■ **Task brief**
In the material below, identify each line bearing the word "中华人民共和国治安管理处罚法". Reproduce those lines.

── Data listing

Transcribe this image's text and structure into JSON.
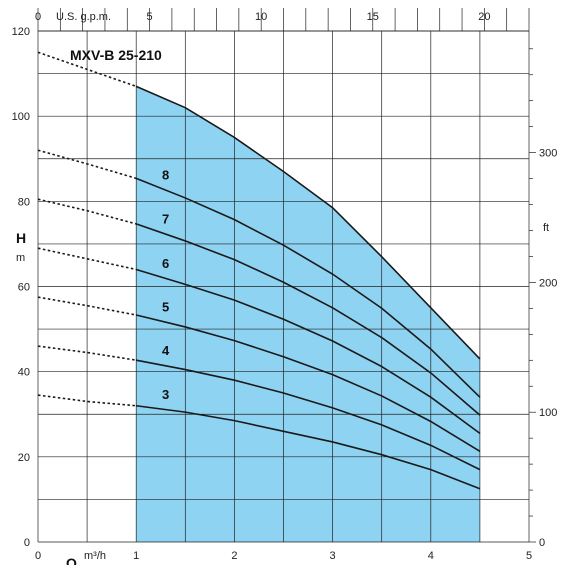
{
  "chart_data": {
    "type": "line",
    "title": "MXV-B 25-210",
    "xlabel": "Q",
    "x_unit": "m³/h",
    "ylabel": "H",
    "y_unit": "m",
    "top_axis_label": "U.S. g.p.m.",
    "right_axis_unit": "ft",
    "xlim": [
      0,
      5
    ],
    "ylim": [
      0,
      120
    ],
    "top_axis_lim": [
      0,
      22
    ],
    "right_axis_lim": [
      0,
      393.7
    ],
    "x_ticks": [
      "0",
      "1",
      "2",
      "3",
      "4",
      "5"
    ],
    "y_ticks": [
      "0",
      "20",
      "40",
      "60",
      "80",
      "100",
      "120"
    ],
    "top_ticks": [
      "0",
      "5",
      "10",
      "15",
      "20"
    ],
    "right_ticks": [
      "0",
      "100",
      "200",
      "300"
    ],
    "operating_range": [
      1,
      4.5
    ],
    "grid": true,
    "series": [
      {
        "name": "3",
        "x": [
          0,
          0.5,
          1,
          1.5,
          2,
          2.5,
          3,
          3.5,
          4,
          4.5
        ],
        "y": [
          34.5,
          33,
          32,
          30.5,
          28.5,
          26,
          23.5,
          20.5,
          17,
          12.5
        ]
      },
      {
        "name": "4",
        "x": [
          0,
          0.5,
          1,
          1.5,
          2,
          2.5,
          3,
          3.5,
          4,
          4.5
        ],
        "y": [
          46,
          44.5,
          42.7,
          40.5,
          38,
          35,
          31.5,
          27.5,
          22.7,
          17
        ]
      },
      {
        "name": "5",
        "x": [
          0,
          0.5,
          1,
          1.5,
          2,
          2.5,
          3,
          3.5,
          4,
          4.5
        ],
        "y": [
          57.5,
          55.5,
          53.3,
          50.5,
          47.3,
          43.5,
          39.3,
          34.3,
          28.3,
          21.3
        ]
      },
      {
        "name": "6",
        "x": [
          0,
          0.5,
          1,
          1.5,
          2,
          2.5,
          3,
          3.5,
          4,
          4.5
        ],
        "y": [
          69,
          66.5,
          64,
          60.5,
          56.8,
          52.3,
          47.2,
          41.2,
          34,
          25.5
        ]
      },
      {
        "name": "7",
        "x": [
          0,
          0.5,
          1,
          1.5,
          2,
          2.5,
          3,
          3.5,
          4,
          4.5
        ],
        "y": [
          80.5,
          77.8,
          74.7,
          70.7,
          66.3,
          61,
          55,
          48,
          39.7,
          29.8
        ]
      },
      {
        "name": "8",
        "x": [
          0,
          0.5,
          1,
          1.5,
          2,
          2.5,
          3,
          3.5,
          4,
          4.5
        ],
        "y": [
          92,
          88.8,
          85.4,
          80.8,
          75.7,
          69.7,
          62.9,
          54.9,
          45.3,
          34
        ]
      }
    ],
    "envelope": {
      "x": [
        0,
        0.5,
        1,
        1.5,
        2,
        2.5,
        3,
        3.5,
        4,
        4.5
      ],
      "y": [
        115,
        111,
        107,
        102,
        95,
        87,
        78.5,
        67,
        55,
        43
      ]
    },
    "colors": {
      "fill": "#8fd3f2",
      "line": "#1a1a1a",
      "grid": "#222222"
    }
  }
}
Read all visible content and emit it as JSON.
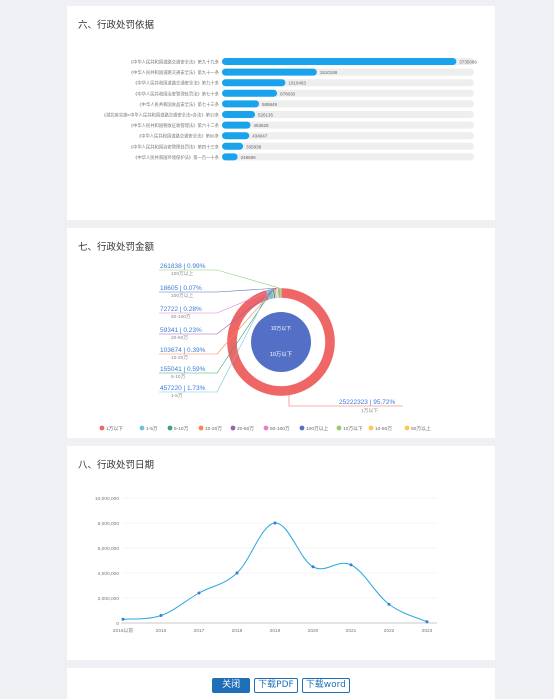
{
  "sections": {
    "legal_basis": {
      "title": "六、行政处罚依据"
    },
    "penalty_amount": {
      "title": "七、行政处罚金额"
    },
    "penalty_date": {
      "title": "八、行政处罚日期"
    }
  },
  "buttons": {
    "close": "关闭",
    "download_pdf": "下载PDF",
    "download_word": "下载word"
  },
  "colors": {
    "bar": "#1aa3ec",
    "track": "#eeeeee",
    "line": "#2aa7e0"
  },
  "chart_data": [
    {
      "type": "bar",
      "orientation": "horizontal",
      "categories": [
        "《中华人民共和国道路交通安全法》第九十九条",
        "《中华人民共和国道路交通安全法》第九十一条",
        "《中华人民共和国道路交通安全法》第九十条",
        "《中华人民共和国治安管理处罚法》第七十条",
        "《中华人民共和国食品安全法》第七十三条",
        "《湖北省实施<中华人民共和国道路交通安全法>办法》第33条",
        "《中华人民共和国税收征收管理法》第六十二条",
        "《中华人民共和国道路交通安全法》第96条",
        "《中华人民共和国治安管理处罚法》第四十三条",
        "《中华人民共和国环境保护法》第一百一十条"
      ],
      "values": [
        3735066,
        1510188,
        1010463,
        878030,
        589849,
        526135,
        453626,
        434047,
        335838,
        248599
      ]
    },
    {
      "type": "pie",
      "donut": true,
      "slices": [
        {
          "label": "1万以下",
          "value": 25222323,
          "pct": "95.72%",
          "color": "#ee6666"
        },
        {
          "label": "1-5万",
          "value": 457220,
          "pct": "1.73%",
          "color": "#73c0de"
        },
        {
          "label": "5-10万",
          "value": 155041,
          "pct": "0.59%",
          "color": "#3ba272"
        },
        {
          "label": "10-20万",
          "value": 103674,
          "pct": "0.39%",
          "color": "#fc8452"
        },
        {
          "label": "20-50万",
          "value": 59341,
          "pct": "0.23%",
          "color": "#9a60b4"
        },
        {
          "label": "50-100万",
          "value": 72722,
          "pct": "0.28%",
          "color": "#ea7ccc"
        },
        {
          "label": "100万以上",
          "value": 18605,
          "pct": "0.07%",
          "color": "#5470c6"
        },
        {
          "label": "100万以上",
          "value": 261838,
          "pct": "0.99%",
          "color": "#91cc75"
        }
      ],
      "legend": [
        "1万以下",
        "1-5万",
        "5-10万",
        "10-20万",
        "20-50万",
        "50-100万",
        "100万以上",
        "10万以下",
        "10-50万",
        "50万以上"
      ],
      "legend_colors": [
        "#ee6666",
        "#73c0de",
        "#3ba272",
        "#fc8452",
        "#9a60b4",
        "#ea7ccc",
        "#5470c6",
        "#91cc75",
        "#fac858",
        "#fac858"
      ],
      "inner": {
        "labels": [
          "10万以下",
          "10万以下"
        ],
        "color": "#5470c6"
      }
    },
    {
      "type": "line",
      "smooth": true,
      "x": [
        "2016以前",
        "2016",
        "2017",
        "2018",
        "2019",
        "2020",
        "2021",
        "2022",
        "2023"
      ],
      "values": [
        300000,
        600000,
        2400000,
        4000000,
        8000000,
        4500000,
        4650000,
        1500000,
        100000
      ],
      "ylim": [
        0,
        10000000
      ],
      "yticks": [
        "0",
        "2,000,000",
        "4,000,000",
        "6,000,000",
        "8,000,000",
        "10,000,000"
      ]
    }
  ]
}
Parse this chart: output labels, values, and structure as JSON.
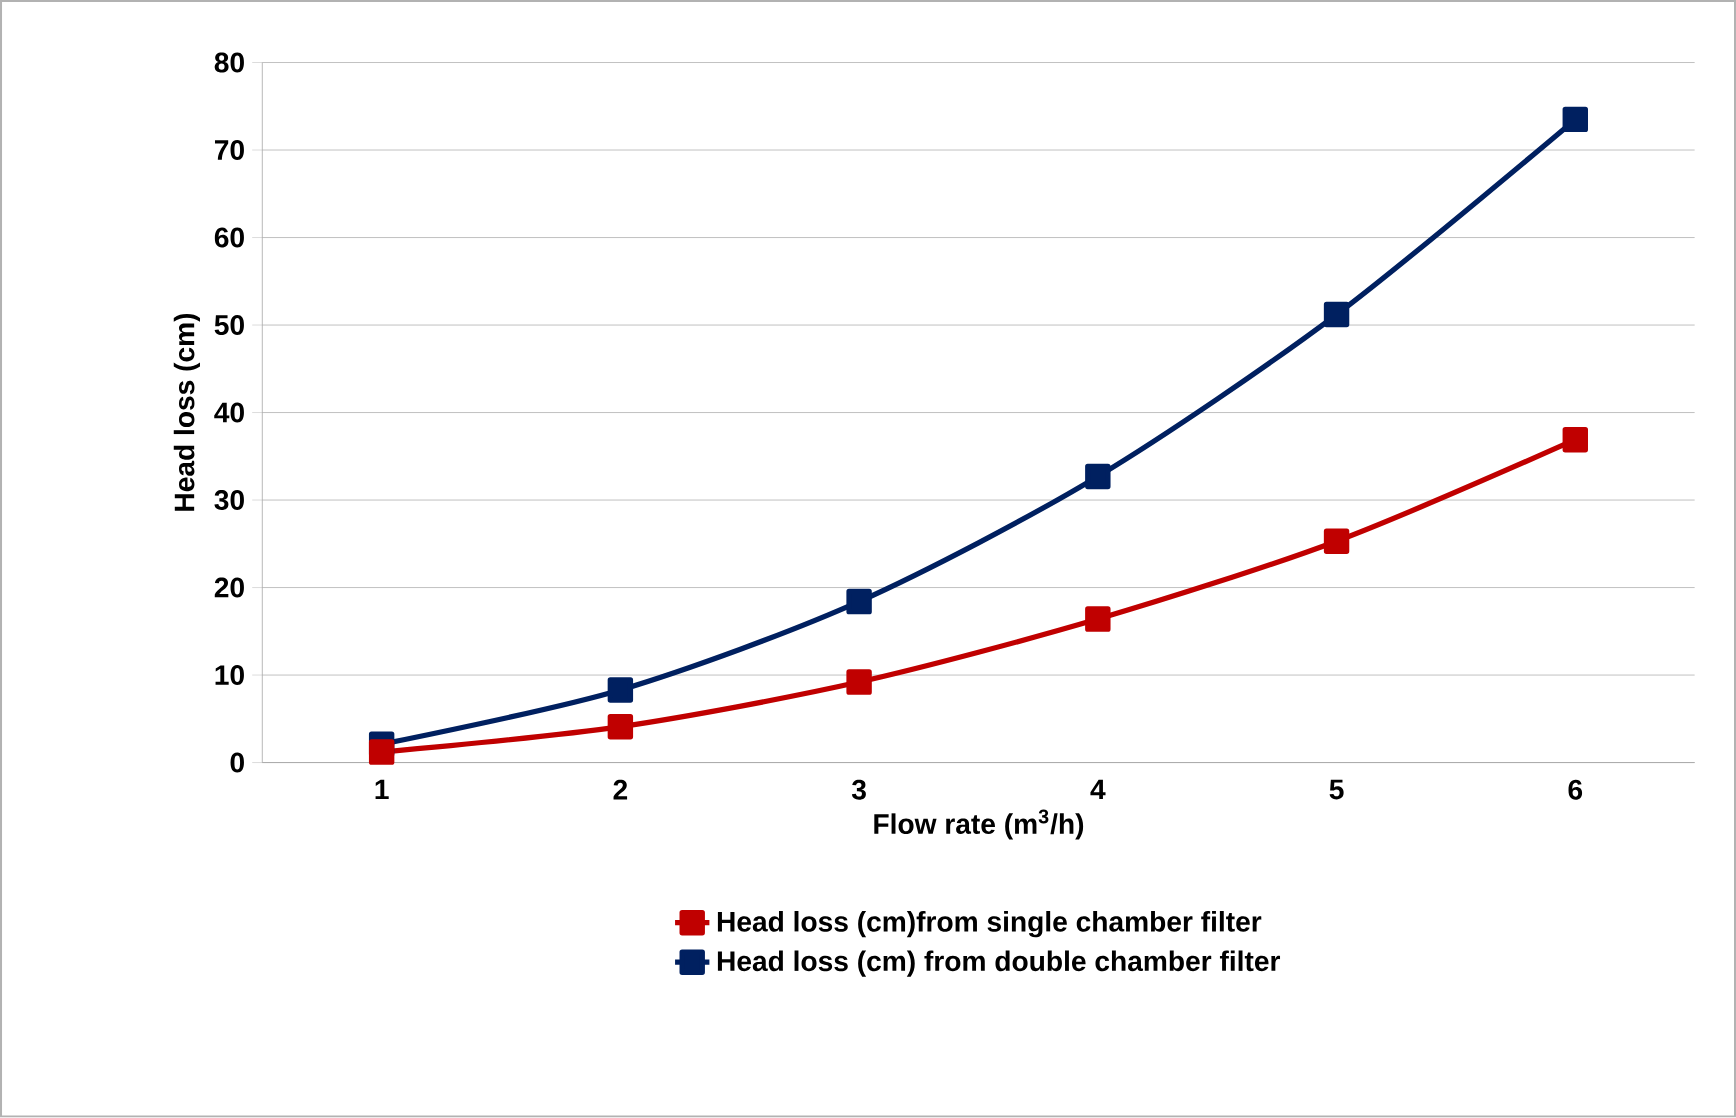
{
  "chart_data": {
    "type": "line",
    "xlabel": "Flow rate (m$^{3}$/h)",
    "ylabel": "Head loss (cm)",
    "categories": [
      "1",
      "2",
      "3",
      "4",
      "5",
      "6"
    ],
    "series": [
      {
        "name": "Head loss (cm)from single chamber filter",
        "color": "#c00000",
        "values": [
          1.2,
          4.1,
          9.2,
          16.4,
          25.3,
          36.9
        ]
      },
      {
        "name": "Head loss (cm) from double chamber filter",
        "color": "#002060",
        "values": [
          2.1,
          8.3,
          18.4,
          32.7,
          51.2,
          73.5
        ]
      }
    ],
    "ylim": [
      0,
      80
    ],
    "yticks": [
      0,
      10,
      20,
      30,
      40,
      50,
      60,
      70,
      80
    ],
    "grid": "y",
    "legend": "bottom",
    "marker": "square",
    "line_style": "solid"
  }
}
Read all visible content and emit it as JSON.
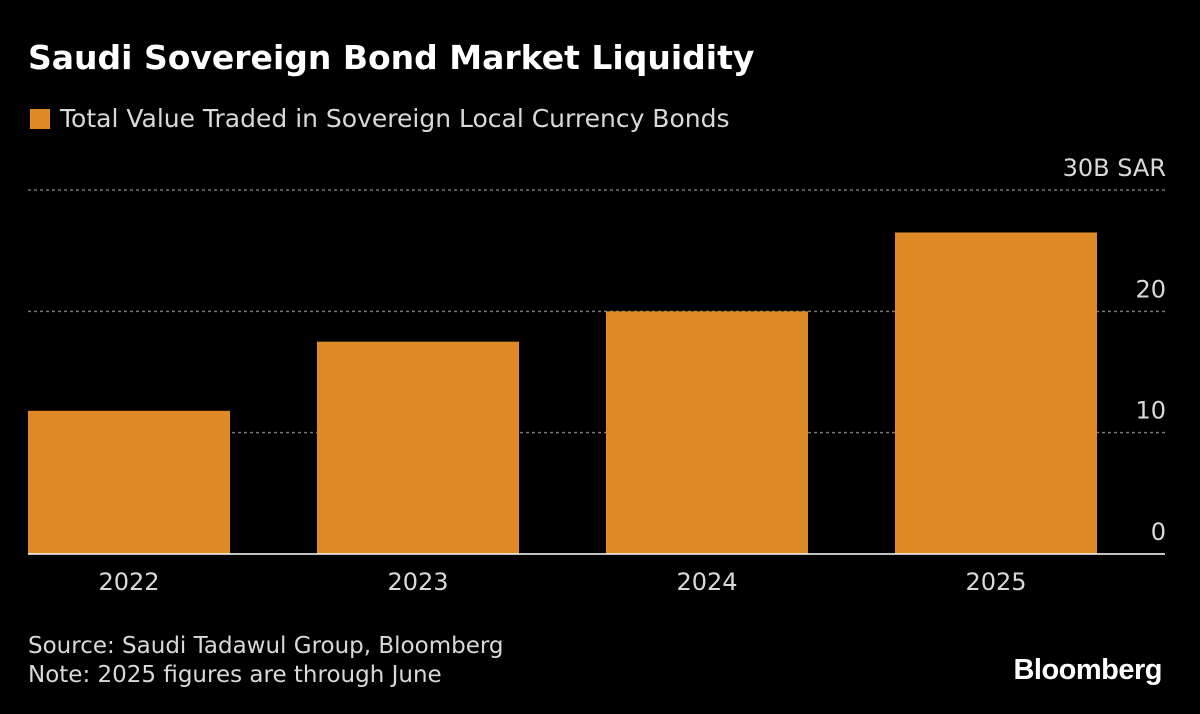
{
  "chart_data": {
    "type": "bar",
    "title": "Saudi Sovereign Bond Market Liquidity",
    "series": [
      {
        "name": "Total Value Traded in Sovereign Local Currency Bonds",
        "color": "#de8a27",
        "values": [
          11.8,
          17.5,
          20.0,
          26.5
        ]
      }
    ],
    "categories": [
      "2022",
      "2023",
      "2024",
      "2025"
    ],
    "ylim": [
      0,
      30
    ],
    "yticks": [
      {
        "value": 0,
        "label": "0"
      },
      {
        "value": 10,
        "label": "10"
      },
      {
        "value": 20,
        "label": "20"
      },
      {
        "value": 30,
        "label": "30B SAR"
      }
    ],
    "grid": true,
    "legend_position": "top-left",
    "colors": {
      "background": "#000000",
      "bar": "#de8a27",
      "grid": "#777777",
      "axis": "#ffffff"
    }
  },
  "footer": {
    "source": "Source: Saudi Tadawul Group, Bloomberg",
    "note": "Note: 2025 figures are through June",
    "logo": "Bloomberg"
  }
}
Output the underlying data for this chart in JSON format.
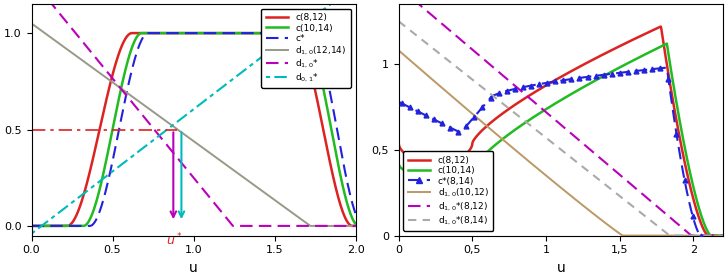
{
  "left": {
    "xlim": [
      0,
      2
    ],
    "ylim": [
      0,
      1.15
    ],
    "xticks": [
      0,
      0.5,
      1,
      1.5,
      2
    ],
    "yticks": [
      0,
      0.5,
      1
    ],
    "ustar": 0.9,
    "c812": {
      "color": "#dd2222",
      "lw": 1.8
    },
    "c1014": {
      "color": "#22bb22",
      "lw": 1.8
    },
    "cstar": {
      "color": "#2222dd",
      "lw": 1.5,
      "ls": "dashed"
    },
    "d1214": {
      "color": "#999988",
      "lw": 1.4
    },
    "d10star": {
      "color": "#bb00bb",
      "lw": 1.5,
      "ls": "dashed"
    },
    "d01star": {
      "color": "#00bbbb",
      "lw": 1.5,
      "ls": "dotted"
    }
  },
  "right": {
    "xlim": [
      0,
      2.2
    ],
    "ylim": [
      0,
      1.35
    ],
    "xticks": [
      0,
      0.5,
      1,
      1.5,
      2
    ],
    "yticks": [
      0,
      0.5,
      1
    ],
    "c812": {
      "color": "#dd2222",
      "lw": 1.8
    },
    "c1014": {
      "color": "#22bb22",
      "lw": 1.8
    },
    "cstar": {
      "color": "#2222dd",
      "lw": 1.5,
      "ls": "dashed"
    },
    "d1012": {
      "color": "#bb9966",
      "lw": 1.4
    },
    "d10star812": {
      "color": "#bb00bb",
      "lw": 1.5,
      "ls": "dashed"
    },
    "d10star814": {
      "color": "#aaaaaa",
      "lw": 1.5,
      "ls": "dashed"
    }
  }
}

────

■ **The result**
        "《中华人民共和国治安管理处罚法》第七十条",
        "《中华人民共和国治安管理处罚法》第四十三条",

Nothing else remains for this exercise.